| EXERCISE OBJECTIVE |
Set down each line of the data below exactly as it stands, dropping the pictures.

| PROVIDED RECORDS |
------------------------------------------------

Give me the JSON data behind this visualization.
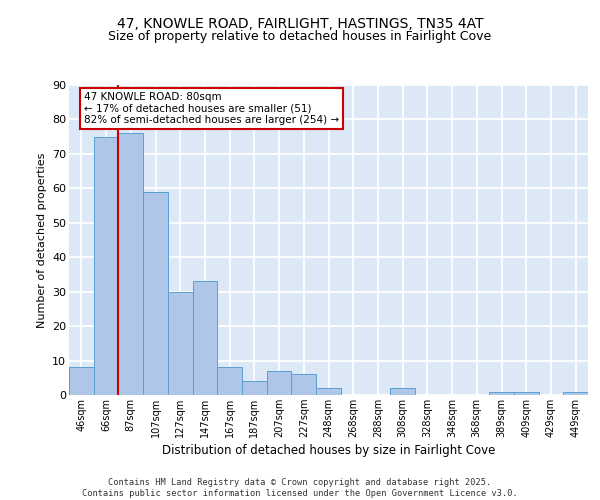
{
  "title1": "47, KNOWLE ROAD, FAIRLIGHT, HASTINGS, TN35 4AT",
  "title2": "Size of property relative to detached houses in Fairlight Cove",
  "xlabel": "Distribution of detached houses by size in Fairlight Cove",
  "ylabel": "Number of detached properties",
  "bar_labels": [
    "46sqm",
    "66sqm",
    "87sqm",
    "107sqm",
    "127sqm",
    "147sqm",
    "167sqm",
    "187sqm",
    "207sqm",
    "227sqm",
    "248sqm",
    "268sqm",
    "288sqm",
    "308sqm",
    "328sqm",
    "348sqm",
    "368sqm",
    "389sqm",
    "409sqm",
    "429sqm",
    "449sqm"
  ],
  "bar_values": [
    8,
    75,
    76,
    59,
    30,
    33,
    8,
    4,
    7,
    6,
    2,
    0,
    0,
    2,
    0,
    0,
    0,
    1,
    1,
    0,
    1
  ],
  "bar_color": "#aec6e8",
  "bar_edge_color": "#5a9fd4",
  "vline_x": 1.5,
  "vline_color": "#cc0000",
  "annotation_text": "47 KNOWLE ROAD: 80sqm\n← 17% of detached houses are smaller (51)\n82% of semi-detached houses are larger (254) →",
  "annotation_box_color": "#ffffff",
  "annotation_box_edge": "#cc0000",
  "ylim": [
    0,
    90
  ],
  "yticks": [
    0,
    10,
    20,
    30,
    40,
    50,
    60,
    70,
    80,
    90
  ],
  "background_color": "#dce8f5",
  "grid_color": "#ffffff",
  "footer": "Contains HM Land Registry data © Crown copyright and database right 2025.\nContains public sector information licensed under the Open Government Licence v3.0.",
  "title_fontsize": 10,
  "subtitle_fontsize": 9
}
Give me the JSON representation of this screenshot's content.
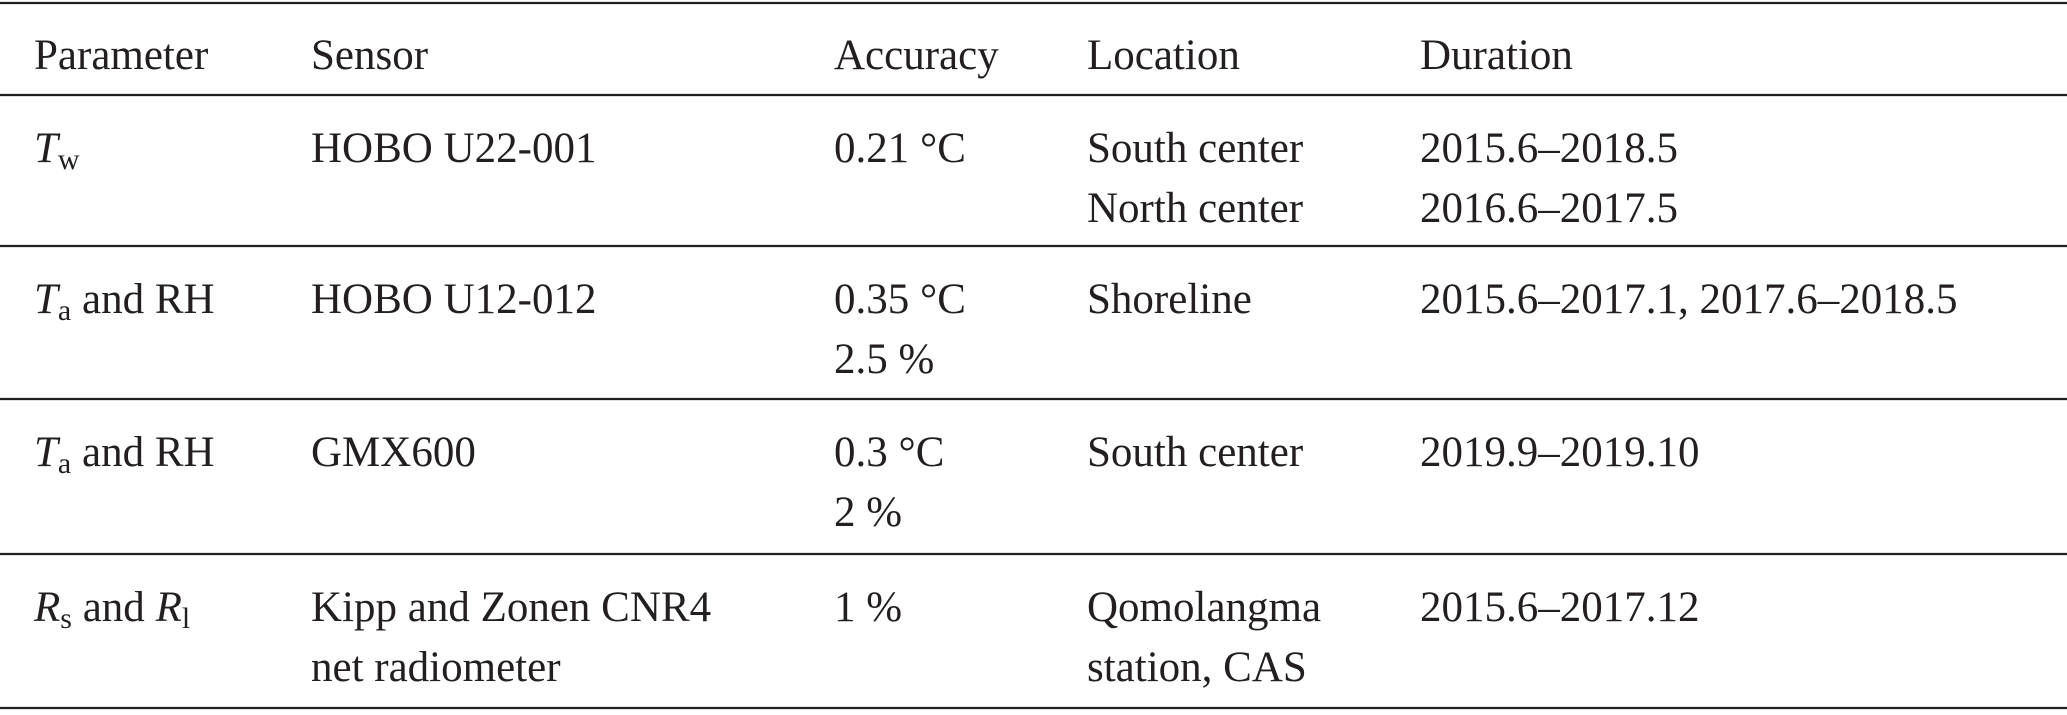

------------------------------------------------

| THE COMPLETED TASK |
Give me the JSON data behind this visualization.
{
  "title1": "47, KNOWLE ROAD, FAIRLIGHT, HASTINGS, TN35 4AT",
  "title2": "Size of property relative to detached houses in Fairlight Cove",
  "xlabel": "Distribution of detached houses by size in Fairlight Cove",
  "ylabel": "Number of detached properties",
  "bar_labels": [
    "46sqm",
    "66sqm",
    "87sqm",
    "107sqm",
    "127sqm",
    "147sqm",
    "167sqm",
    "187sqm",
    "207sqm",
    "227sqm",
    "248sqm",
    "268sqm",
    "288sqm",
    "308sqm",
    "328sqm",
    "348sqm",
    "368sqm",
    "389sqm",
    "409sqm",
    "429sqm",
    "449sqm"
  ],
  "bar_values": [
    8,
    75,
    76,
    59,
    30,
    33,
    8,
    4,
    7,
    6,
    2,
    0,
    0,
    2,
    0,
    0,
    0,
    1,
    1,
    0,
    1
  ],
  "bar_color": "#aec6e8",
  "bar_edge_color": "#5a9fd4",
  "vline_x": 1.5,
  "vline_color": "#cc0000",
  "annotation_text": "47 KNOWLE ROAD: 80sqm\n← 17% of detached houses are smaller (51)\n82% of semi-detached houses are larger (254) →",
  "annotation_box_color": "#ffffff",
  "annotation_box_edge": "#cc0000",
  "ylim": [
    0,
    90
  ],
  "yticks": [
    0,
    10,
    20,
    30,
    40,
    50,
    60,
    70,
    80,
    90
  ],
  "background_color": "#dce8f5",
  "grid_color": "#ffffff",
  "footer": "Contains HM Land Registry data © Crown copyright and database right 2025.\nContains public sector information licensed under the Open Government Licence v3.0.",
  "title_fontsize": 10,
  "subtitle_fontsize": 9
}
Give me the JSON representation of this screenshot's content.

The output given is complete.